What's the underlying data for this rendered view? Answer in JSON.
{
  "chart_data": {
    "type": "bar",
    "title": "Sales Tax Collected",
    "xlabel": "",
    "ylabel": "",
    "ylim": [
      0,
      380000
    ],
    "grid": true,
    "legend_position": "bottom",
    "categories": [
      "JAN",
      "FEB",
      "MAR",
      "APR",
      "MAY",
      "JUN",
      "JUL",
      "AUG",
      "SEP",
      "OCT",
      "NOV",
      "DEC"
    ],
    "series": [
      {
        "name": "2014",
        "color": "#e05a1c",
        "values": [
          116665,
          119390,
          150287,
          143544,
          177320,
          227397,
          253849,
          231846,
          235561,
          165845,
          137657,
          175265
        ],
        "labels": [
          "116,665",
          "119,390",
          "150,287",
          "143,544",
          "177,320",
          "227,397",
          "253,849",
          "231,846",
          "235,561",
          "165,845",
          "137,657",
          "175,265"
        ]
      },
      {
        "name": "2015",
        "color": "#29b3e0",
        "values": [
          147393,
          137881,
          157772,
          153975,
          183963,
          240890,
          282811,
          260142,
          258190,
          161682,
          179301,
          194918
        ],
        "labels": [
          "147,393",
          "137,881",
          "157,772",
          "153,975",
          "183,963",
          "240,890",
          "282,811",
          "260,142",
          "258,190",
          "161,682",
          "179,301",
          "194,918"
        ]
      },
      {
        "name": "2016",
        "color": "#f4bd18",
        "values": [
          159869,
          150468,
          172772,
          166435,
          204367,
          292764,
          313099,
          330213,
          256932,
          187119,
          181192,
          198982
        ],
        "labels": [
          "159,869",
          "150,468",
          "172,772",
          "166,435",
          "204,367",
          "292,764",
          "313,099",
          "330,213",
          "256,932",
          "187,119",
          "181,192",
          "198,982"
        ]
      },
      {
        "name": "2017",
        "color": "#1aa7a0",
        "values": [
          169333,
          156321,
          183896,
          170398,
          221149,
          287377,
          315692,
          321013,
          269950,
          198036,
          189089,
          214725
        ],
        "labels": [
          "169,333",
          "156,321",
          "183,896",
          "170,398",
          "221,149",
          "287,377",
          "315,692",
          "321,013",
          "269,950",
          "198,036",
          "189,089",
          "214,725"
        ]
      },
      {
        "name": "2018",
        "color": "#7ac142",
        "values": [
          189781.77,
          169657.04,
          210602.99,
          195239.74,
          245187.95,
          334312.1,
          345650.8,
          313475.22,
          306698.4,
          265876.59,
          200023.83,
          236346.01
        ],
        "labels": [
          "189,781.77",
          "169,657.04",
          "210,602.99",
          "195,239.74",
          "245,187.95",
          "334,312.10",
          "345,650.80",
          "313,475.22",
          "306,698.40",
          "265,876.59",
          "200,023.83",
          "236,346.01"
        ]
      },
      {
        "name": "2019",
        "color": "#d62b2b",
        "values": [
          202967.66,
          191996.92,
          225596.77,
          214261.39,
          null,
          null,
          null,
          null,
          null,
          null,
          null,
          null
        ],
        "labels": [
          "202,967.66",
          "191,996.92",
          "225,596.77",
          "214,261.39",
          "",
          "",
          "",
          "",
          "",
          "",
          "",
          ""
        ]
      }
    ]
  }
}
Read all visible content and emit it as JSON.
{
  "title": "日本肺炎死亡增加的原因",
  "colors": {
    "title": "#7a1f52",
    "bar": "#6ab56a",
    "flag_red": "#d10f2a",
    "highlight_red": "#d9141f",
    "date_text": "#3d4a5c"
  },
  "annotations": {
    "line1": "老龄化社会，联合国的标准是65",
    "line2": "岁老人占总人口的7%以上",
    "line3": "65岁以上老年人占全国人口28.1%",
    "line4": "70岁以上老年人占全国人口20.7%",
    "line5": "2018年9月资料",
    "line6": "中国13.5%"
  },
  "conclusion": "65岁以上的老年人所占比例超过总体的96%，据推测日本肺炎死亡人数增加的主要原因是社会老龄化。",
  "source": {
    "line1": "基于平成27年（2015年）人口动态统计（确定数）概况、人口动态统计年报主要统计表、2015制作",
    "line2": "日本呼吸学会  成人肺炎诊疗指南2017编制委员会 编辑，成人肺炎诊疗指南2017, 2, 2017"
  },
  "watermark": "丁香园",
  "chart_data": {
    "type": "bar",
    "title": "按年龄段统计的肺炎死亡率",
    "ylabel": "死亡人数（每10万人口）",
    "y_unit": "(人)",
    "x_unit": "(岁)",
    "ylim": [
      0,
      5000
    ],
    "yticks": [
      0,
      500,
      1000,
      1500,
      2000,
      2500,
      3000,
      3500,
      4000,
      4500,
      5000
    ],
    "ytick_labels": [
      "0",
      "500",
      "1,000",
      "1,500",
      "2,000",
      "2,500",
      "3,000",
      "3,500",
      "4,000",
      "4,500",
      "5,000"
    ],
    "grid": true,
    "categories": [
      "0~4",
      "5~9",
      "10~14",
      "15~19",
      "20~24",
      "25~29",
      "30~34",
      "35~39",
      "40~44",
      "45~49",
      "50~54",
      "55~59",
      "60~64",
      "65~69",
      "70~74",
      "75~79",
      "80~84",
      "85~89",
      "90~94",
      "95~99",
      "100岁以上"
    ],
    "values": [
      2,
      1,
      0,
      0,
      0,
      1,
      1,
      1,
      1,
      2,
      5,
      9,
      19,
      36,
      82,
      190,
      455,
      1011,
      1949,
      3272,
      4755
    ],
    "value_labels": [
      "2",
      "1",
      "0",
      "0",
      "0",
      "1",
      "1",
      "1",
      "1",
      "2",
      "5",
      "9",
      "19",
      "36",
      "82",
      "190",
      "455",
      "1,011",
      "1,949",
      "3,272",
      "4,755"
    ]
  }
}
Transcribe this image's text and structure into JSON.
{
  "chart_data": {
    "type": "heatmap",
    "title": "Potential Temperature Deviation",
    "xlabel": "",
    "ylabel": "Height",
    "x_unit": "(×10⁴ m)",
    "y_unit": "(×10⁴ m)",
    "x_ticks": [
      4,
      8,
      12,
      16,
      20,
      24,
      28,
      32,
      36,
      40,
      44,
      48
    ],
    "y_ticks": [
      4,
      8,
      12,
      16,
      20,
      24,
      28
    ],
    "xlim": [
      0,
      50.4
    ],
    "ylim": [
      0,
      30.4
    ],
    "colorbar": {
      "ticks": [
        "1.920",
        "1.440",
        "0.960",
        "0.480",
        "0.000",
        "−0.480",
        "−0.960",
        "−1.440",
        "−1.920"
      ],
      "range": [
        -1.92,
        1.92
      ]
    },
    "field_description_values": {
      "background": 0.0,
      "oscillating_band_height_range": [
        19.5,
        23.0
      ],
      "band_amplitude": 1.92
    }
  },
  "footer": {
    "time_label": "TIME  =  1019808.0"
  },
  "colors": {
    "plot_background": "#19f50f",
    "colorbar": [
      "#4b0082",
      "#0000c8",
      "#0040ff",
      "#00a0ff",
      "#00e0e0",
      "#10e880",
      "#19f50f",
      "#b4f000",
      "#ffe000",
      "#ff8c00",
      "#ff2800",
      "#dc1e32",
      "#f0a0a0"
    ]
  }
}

○ ○ ○

Type out the material again exactly as presented.

What's the underlying data for this rendered view? Answer in JSON.
{
  "chart_data": {
    "type": "bar",
    "title": "Sales Tax Collected",
    "xlabel": "",
    "ylabel": "",
    "ylim": [
      0,
      380000
    ],
    "grid": true,
    "legend_position": "bottom",
    "categories": [
      "JAN",
      "FEB",
      "MAR",
      "APR",
      "MAY",
      "JUN",
      "JUL",
      "AUG",
      "SEP",
      "OCT",
      "NOV",
      "DEC"
    ],
    "series": [
      {
        "name": "2014",
        "color": "#e05a1c",
        "values": [
          116665,
          119390,
          150287,
          143544,
          177320,
          227397,
          253849,
          231846,
          235561,
          165845,
          137657,
          175265
        ],
        "labels": [
          "116,665",
          "119,390",
          "150,287",
          "143,544",
          "177,320",
          "227,397",
          "253,849",
          "231,846",
          "235,561",
          "165,845",
          "137,657",
          "175,265"
        ]
      },
      {
        "name": "2015",
        "color": "#29b3e0",
        "values": [
          147393,
          137881,
          157772,
          153975,
          183963,
          240890,
          282811,
          260142,
          258190,
          161682,
          179301,
          194918
        ],
        "labels": [
          "147,393",
          "137,881",
          "157,772",
          "153,975",
          "183,963",
          "240,890",
          "282,811",
          "260,142",
          "258,190",
          "161,682",
          "179,301",
          "194,918"
        ]
      },
      {
        "name": "2016",
        "color": "#f4bd18",
        "values": [
          159869,
          150468,
          172772,
          166435,
          204367,
          292764,
          313099,
          330213,
          256932,
          187119,
          181192,
          198982
        ],
        "labels": [
          "159,869",
          "150,468",
          "172,772",
          "166,435",
          "204,367",
          "292,764",
          "313,099",
          "330,213",
          "256,932",
          "187,119",
          "181,192",
          "198,982"
        ]
      },
      {
        "name": "2017",
        "color": "#1aa7a0",
        "values": [
          169333,
          156321,
          183896,
          170398,
          221149,
          287377,
          315692,
          321013,
          269950,
          198036,
          189089,
          214725
        ],
        "labels": [
          "169,333",
          "156,321",
          "183,896",
          "170,398",
          "221,149",
          "287,377",
          "315,692",
          "321,013",
          "269,950",
          "198,036",
          "189,089",
          "214,725"
        ]
      },
      {
        "name": "2018",
        "color": "#7ac142",
        "values": [
          189781.77,
          169657.04,
          210602.99,
          195239.74,
          245187.95,
          334312.1,
          345650.8,
          313475.22,
          306698.4,
          265876.59,
          200023.83,
          236346.01
        ],
        "labels": [
          "189,781.77",
          "169,657.04",
          "210,602.99",
          "195,239.74",
          "245,187.95",
          "334,312.10",
          "345,650.80",
          "313,475.22",
          "306,698.40",
          "265,876.59",
          "200,023.83",
          "236,346.01"
        ]
      },
      {
        "name": "2019",
        "color": "#d62b2b",
        "values": [
          202967.66,
          191996.92,
          225596.77,
          214261.39,
          null,
          null,
          null,
          null,
          null,
          null,
          null,
          null
        ],
        "labels": [
          "202,967.66",
          "191,996.92",
          "225,596.77",
          "214,261.39",
          "",
          "",
          "",
          "",
          "",
          "",
          "",
          ""
        ]
      }
    ]
  }
}
Read all visible content and emit it as JSON.
{
  "title": "日本肺炎死亡增加的原因",
  "colors": {
    "title": "#7a1f52",
    "bar": "#6ab56a",
    "flag_red": "#d10f2a",
    "highlight_red": "#d9141f",
    "date_text": "#3d4a5c"
  },
  "annotations": {
    "line1": "老龄化社会，联合国的标准是65",
    "line2": "岁老人占总人口的7%以上",
    "line3": "65岁以上老年人占全国人口28.1%",
    "line4": "70岁以上老年人占全国人口20.7%",
    "line5": "2018年9月资料",
    "line6": "中国13.5%"
  },
  "conclusion": "65岁以上的老年人所占比例超过总体的96%，据推测日本肺炎死亡人数增加的主要原因是社会老龄化。",
  "source": {
    "line1": "基于平成27年（2015年）人口动态统计（确定数）概况、人口动态统计年报主要统计表、2015制作",
    "line2": "日本呼吸学会  成人肺炎诊疗指南2017编制委员会 编辑，成人肺炎诊疗指南2017, 2, 2017"
  },
  "watermark": "丁香园",
  "chart_data": {
    "type": "bar",
    "title": "按年龄段统计的肺炎死亡率",
    "ylabel": "死亡人数（每10万人口）",
    "y_unit": "(人)",
    "x_unit": "(岁)",
    "ylim": [
      0,
      5000
    ],
    "yticks": [
      0,
      500,
      1000,
      1500,
      2000,
      2500,
      3000,
      3500,
      4000,
      4500,
      5000
    ],
    "ytick_labels": [
      "0",
      "500",
      "1,000",
      "1,500",
      "2,000",
      "2,500",
      "3,000",
      "3,500",
      "4,000",
      "4,500",
      "5,000"
    ],
    "grid": true,
    "categories": [
      "0~4",
      "5~9",
      "10~14",
      "15~19",
      "20~24",
      "25~29",
      "30~34",
      "35~39",
      "40~44",
      "45~49",
      "50~54",
      "55~59",
      "60~64",
      "65~69",
      "70~74",
      "75~79",
      "80~84",
      "85~89",
      "90~94",
      "95~99",
      "100岁以上"
    ],
    "values": [
      2,
      1,
      0,
      0,
      0,
      1,
      1,
      1,
      1,
      2,
      5,
      9,
      19,
      36,
      82,
      190,
      455,
      1011,
      1949,
      3272,
      4755
    ],
    "value_labels": [
      "2",
      "1",
      "0",
      "0",
      "0",
      "1",
      "1",
      "1",
      "1",
      "2",
      "5",
      "9",
      "19",
      "36",
      "82",
      "190",
      "455",
      "1,011",
      "1,949",
      "3,272",
      "4,755"
    ]
  }
}
Transcribe this image's text and structure into JSON.
{
  "chart_data": {
    "type": "heatmap",
    "title": "Potential Temperature Deviation",
    "xlabel": "",
    "ylabel": "Height",
    "x_unit": "(×10⁴ m)",
    "y_unit": "(×10⁴ m)",
    "x_ticks": [
      4,
      8,
      12,
      16,
      20,
      24,
      28,
      32,
      36,
      40,
      44,
      48
    ],
    "y_ticks": [
      4,
      8,
      12,
      16,
      20,
      24,
      28
    ],
    "xlim": [
      0,
      50.4
    ],
    "ylim": [
      0,
      30.4
    ],
    "colorbar": {
      "ticks": [
        "1.920",
        "1.440",
        "0.960",
        "0.480",
        "0.000",
        "−0.480",
        "−0.960",
        "−1.440",
        "−1.920"
      ],
      "range": [
        -1.92,
        1.92
      ]
    },
    "field_description_values": {
      "background": 0.0,
      "oscillating_band_height_range": [
        19.5,
        23.0
      ],
      "band_amplitude": 1.92
    }
  },
  "footer": {
    "time_label": "TIME  =  1019808.0"
  },
  "colors": {
    "plot_background": "#19f50f",
    "colorbar": [
      "#4b0082",
      "#0000c8",
      "#0040ff",
      "#00a0ff",
      "#00e0e0",
      "#10e880",
      "#19f50f",
      "#b4f000",
      "#ffe000",
      "#ff8c00",
      "#ff2800",
      "#dc1e32",
      "#f0a0a0"
    ]
  }
}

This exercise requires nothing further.